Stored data

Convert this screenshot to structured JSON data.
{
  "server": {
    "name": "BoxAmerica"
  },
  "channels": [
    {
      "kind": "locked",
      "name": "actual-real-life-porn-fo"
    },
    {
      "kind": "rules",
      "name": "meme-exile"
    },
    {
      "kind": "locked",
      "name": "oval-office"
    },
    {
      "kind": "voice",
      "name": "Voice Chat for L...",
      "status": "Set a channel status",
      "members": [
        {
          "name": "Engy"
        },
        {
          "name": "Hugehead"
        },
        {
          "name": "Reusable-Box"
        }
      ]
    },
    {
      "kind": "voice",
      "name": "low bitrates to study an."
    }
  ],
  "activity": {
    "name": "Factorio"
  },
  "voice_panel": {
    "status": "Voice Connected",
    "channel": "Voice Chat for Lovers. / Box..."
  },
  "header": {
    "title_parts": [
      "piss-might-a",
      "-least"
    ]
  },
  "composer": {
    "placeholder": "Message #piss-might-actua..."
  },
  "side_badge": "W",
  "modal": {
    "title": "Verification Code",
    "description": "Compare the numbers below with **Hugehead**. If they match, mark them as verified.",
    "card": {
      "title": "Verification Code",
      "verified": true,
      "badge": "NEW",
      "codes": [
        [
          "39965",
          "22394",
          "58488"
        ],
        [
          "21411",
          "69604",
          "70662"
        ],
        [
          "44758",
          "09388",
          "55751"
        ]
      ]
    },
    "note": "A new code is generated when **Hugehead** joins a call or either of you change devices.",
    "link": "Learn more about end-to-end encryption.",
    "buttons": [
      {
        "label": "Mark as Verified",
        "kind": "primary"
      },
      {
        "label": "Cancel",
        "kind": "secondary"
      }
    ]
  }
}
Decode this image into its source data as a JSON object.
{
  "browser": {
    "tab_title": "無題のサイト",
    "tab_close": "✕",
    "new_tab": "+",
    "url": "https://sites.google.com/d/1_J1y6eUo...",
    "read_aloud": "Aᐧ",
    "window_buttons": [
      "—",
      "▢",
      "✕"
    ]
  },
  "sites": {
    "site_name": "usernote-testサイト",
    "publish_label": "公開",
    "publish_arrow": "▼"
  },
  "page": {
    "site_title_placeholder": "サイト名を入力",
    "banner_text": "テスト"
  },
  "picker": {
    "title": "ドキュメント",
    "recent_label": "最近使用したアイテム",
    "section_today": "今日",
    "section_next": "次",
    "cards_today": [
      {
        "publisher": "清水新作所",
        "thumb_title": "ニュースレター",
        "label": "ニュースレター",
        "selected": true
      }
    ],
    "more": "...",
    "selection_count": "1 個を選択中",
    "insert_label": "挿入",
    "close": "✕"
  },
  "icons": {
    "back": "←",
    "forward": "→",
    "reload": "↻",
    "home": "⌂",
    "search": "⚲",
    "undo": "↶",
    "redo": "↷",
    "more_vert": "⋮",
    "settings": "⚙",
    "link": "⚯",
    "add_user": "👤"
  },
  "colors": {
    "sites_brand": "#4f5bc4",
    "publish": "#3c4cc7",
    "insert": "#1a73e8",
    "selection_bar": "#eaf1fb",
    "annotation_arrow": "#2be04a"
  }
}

> [Exercise requirements] Copy every line of the material in which the word "Chat" occurs.

> [Answer to this exercise]
      "name": "Voice Chat for L...",
    "channel": "Voice Chat for Lovers. / Box..."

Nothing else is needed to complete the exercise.